§ PROBLEM SET:
**1.** Answer these questions from the excerpt on product innovation models:
(a) In the probit model, what is the estimated coefficient for CAP?
(b) In the semiparametric model, what is the standard error given for EMPLF?
(c) In a partially linear model, what is X partitioned into?
**2.** From the excerpt on product innovation models, duplicate the part that opens with the words containing "Table 10.1: Estimated" and closes with "(0.023) (0.078) (0.509)".

>> Start EXCERPT TO READ

Table 10.1: Estimated Coefficients (Standard Errors) for Model of Product Innovation
EMPLP EMPLF CAP DEM
Semiparametric Model
1 0.032 0.346 1.732
  (0.023) (0.078) (0.509)
Probit Model
1 0.516 0.520 1.895
  (0.024) (0.163) (0.387)

Figure 10.2: Estimate of $ {G}'(v)$ for model of product innovation
\includegraphics[width=9cm]{text/3-10/abb/32}


10.2.2 Partially Linear Models

In a partially linear model, $ X$ is partitioned into two non-overlapping subvectors, $ X_{1}$ and $ X_{2}$. The model has the form

$\displaystyle E(Y\vert x_1 ,x_2 )={\beta }'x_1 +G(x_2 )\;,$ (10.3)

>> End EXCERPT TO READ
>> Start DATA LISTING

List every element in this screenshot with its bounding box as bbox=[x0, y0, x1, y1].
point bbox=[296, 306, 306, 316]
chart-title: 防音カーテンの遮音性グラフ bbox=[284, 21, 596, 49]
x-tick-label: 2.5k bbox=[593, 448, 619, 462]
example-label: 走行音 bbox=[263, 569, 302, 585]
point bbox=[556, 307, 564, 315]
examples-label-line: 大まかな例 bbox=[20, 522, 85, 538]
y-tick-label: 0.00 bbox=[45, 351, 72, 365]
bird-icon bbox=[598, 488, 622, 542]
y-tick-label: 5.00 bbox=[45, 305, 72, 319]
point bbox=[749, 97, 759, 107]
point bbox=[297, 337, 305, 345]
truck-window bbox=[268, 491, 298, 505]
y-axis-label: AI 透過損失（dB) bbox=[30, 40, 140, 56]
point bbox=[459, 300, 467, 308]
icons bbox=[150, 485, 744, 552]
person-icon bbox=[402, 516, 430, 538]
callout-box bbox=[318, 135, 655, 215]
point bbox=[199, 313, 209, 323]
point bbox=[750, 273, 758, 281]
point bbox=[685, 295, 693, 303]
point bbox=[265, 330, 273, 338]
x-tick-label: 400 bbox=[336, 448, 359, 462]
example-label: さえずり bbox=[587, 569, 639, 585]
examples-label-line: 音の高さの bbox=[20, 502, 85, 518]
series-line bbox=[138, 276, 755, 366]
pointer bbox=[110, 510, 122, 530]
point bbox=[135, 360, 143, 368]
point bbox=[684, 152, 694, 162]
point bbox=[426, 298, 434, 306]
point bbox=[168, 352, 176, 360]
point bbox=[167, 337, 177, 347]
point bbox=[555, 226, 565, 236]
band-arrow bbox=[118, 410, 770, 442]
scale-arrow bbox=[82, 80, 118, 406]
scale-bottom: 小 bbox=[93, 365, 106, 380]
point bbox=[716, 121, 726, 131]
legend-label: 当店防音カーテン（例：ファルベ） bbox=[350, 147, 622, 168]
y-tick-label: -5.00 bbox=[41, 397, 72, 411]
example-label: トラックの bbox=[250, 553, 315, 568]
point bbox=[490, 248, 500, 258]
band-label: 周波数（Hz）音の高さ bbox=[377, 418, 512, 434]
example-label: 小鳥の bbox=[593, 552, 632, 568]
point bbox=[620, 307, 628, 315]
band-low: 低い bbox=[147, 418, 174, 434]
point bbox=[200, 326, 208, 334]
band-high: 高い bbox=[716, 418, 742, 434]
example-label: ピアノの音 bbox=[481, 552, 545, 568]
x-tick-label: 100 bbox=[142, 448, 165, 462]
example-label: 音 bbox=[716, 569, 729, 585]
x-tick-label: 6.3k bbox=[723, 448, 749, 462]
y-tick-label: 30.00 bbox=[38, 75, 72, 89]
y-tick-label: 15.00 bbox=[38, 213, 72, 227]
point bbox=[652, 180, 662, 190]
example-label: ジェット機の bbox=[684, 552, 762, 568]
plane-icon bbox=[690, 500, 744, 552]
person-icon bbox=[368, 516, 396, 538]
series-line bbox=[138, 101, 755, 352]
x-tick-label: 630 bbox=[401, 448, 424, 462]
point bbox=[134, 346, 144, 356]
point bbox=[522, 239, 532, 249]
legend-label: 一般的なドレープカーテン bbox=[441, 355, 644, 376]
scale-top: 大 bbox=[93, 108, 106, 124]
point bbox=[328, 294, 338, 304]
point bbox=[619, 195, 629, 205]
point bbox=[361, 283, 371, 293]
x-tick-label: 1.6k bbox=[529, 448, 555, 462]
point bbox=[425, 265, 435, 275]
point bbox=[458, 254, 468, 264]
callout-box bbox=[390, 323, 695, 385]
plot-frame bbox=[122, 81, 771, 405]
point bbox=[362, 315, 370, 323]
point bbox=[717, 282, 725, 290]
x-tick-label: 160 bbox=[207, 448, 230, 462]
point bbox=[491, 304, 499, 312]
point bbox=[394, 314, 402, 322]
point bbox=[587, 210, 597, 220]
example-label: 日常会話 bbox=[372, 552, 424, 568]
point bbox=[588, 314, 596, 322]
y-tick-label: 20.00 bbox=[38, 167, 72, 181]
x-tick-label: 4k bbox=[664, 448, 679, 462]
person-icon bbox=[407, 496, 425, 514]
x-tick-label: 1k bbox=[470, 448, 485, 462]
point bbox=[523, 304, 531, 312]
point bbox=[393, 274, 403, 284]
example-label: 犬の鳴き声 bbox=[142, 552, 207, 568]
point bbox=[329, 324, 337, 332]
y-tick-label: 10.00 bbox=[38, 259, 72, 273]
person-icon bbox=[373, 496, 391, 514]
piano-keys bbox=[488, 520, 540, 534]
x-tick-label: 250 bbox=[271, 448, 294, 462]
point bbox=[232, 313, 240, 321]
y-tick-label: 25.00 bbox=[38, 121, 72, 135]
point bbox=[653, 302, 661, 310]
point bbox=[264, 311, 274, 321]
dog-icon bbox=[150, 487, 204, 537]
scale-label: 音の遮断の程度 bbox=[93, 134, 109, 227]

>> End DATA LISTING

§ RESPONSES IN ORDER:
**1.**
(a) 0.520
(b) 0.023
(c) Two non-overlapping subvectors, $ X_{1}$ and $ X_{2}$.

**2.**
Table 10.1: Estimated Coefficients (Standard Errors) for Model of Product Innovation
EMPLP EMPLF CAP DEM
Semiparametric Model
1 0.032 0.346 1.732
  (0.023) (0.078) (0.509)